* Task to carry out: Set out each line from the following listing that includes the word "text".

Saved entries
<<<<
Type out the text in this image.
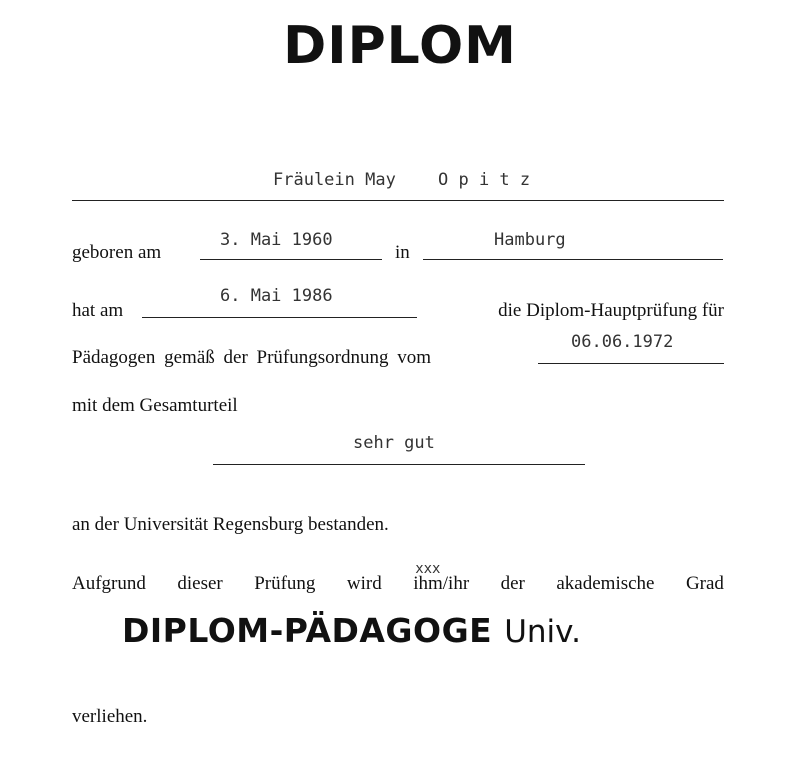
DIPLOM
Fräulein May O p i t z
geboren am
3. Mai 1960
in
Hamburg
hat am
6. Mai 1986
die Diplom-Hauptprüfung für
Pädagogen gemäß der Prüfungsordnung vom
06.06.1972
mit dem Gesamturteil
sehr gut
an der Universität Regensburg bestanden.
Aufgrund dieser Prüfung wird
xxx
ihm/ihr der akademische Grad
DIPLOM-PÄDAGOGE Univ.
verliehen.
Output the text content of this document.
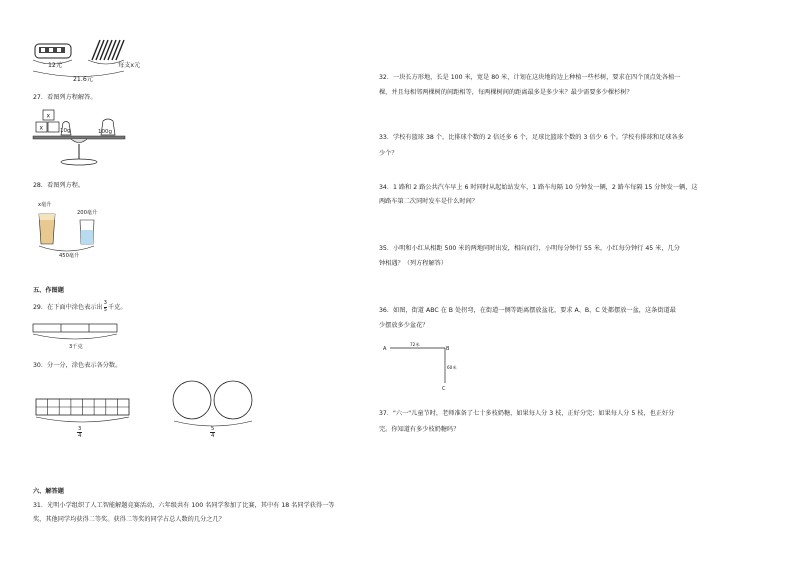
12元	每支x元
21.6元
27．看图列方程解答。
x
x	10g	100g
28．看图列方程。
x毫升
200毫升
450毫升
五、作图题
29．在下面中涂色表示出 $\frac{3}{5}$ 千克。
3千克
30．分一分，涂色表示各分数。
3
4
5
4
六、解答题
31．光明小学组织了人工智能解题竞赛活动，六年级共有 100 名同学参加了比赛，其中有 18 名同学获得一等
奖，其他同学均获得二等奖。获得二等奖的同学占总人数的几分之几？
32．一块长方形地，长是 100 米，宽是 80 米，计划在这块地的边上种植一些杉树，要求在四个顶点处各植一
棵，并且每相邻两棵树的间距相等，每两棵树间的距离最多是多少米？最少需要多少棵杉树？
33．学校有篮球 38 个，比排球个数的 2 倍还多 6 个，足球比篮球个数的 3 倍少 6 个。学校有排球和足球各多
少个？
34．1 路和 2 路公共汽车早上 6 时同时从起始站发车，1 路车每隔 10 分钟发一辆，2 路车每隔 15 分钟发一辆，这
两路车第二次同时发车是什么时间？
35．小明和小红从相距 500 米的两地同时出发，相向而行，小明每分钟行 55 米，小红每分钟行 45 米，几分
钟相遇？（列方程解答）
36．如图，街道 ABC 在 B 处拐弯，在街道一侧等距离摆放盆花，要求 A、B、C 处都摆放一盆，这条街道最
少摆放多少盆花？
A	B
C
72米
60米
37．"六一"儿童节时，老师准备了七十多枝奶糖，如果每人分 3 枝，正好分完；如果每人分 5 枝，也正好分
完。你知道有多少枝奶糖吗？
>>>>
* Worked answer:
Type out the text in this image.
Output the text content of this document.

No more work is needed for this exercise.